▶ _Information provided_:
■ ■ ■ ■ ■
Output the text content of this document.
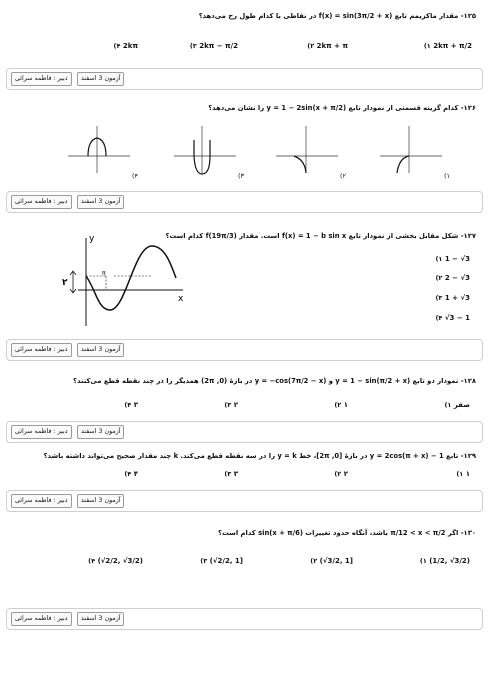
۱۲۵- مقدار ماکزیمم تابع f(x) = sin(3π/2 + x) در نقاطی با کدام طول رخ می‌دهد؟
(۱ 2kπ + π/2
(۲ 2kπ + π
(۳ 2kπ − π/2
(۴ 2kπ
دبیر : فاطمه سرائی	آزمون 3 اسفند
۱۲۶- کدام گزینه قسمتی از نمودار تابع y = 1 − 2sin(x + π/2) را نشان می‌دهد؟
(۴	(۳	(۲	(۱
دبیر : فاطمه سرائی	آزمون 3 اسفند
۱۲۷- شکل مقابل بخشی از نمودار تابع f(x) = 1 − b sin x است. مقدار f(19π/3) کدام است؟
y
x
π
۲
(۱ 1 − √3
(۲ 2 − √3
(۳ 1 + √3
(۴ √3 − 1
دبیر : فاطمه سرائی	آزمون 3 اسفند
۱۲۸- نمودار دو تابع y = 1 − sin(π/2 + x) و y = −cos(7π/2 − x) در بازهٔ (0, 2π) همدیگر را در چند نقطه قطع می‌کنند؟
(۱ صفر
(۲ ۱
(۳ ۲
(۴ ۳
دبیر : فاطمه سرائی	آزمون 3 اسفند
۱۲۹- تابع y = 2cos(π + x) − 1 در بازهٔ [0, 2π]، خط y = k را در سه نقطه قطع می‌کند. k چند مقدار صحیح می‌تواند داشته باشد؟
(۱ ۱
(۲ ۲
(۳ ۳
(۴ ۴
دبیر : فاطمه سرائی	آزمون 3 اسفند
۱۳۰- اگر π/12 < x < π/2 باشد، آنگاه حدود تغییرات sin(x + π/6) کدام است؟
(۱ (1/2, √3/2)
(۲ (√3/2, 1]
(۳ (√2/2, 1]
(۴ (√2/2, √3/2)
دبیر : فاطمه سرائی	آزمون 3 اسفند
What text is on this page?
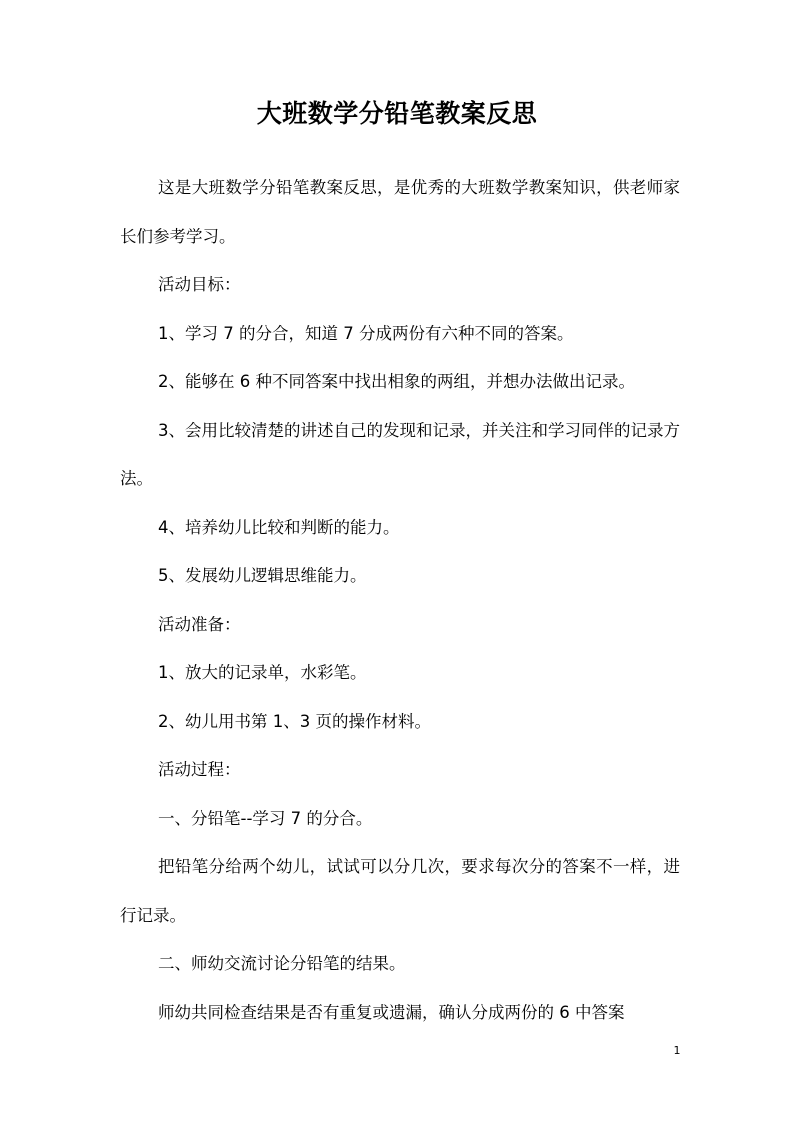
大班数学分铅笔教案反思

这是大班数学分铅笔教案反思，是优秀的大班数学教案知识，供老师家长们参考学习。

活动目标：

1、学习 7 的分合，知道 7 分成两份有六种不同的答案。

2、能够在 6 种不同答案中找出相象的两组，并想办法做出记录。

3、会用比较清楚的讲述自己的发现和记录，并关注和学习同伴的记录方法。

4、培养幼儿比较和判断的能力。

5、发展幼儿逻辑思维能力。

活动准备：

1、放大的记录单，水彩笔。

2、幼儿用书第 1、3 页的操作材料。

活动过程：

一、分铅笔--学习 7 的分合。

把铅笔分给两个幼儿，试试可以分几次，要求每次分的答案不一样，进行记录。

二、师幼交流讨论分铅笔的结果。

师幼共同检查结果是否有重复或遗漏，确认分成两份的 6 中答案

1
■ ■ ■ ■ ■
▶ _What you should do_: In the material above, how many lines hold the word "text"? Say only the number.

▶ _The output_: 2